— Exercise objective —
Skip the pictures and repeat each line of the data exactly.

— Records shown —
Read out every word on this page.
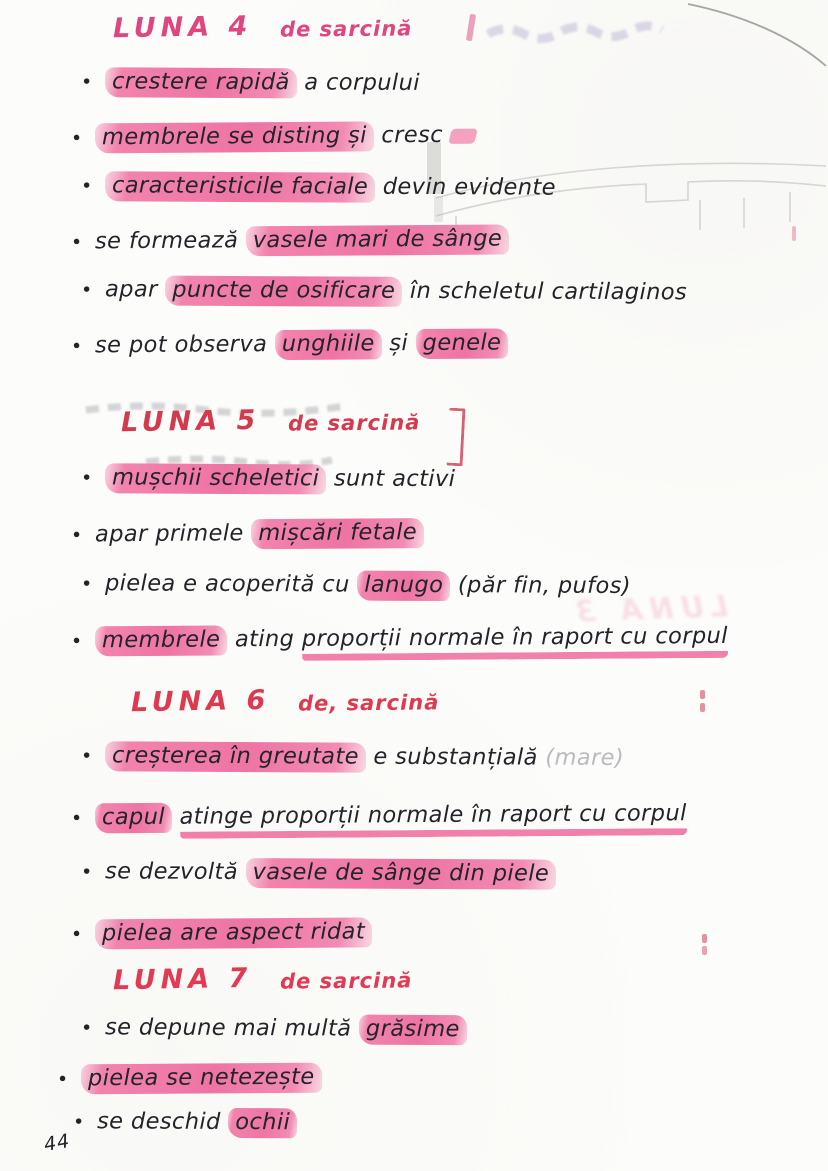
LUNA 3
LUNA 4 de sarcină
• crestere rapidă a corpului
• membrele se disting și cresc
• caracteristicile faciale devin evidente
• se formează vasele mari de sânge
• apar puncte de osificare în scheletul cartilaginos
• se pot observa unghiile și genele
LUNA 5 de sarcină
• mușchii scheletici sunt activi
• apar primele mișcări fetale
• pielea e acoperită cu lanugo (păr fin, pufos)
• membrele ating proporții normale în raport cu corpul
LUNA 6 de, sarcină
• creșterea în greutate e substanțială (mare)
• capul atinge proporții normale în raport cu corpul
• se dezvoltă vasele de sânge din piele
• pielea are aspect ridat
LUNA 7 de sarcină
• se depune mai multă grăsime
• pielea se netezește
• se deschid ochii
44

— Result —
Read out every word on this page.
LUNA 3
LUNA 4 de sarcină
• crestere rapidă a corpului
• membrele se disting și cresc
• caracteristicile faciale devin evidente
• se formează vasele mari de sânge
• apar puncte de osificare în scheletul cartilaginos
• se pot observa unghiile și genele
LUNA 5 de sarcină
• mușchii scheletici sunt activi
• apar primele mișcări fetale
• pielea e acoperită cu lanugo (păr fin, pufos)
• membrele ating proporții normale în raport cu corpul
LUNA 6 de, sarcină
• creșterea în greutate e substanțială (mare)
• capul atinge proporții normale în raport cu corpul
• se dezvoltă vasele de sânge din piele
• pielea are aspect ridat
LUNA 7 de sarcină
• se depune mai multă grăsime
• pielea se netezește
• se deschid ochii
44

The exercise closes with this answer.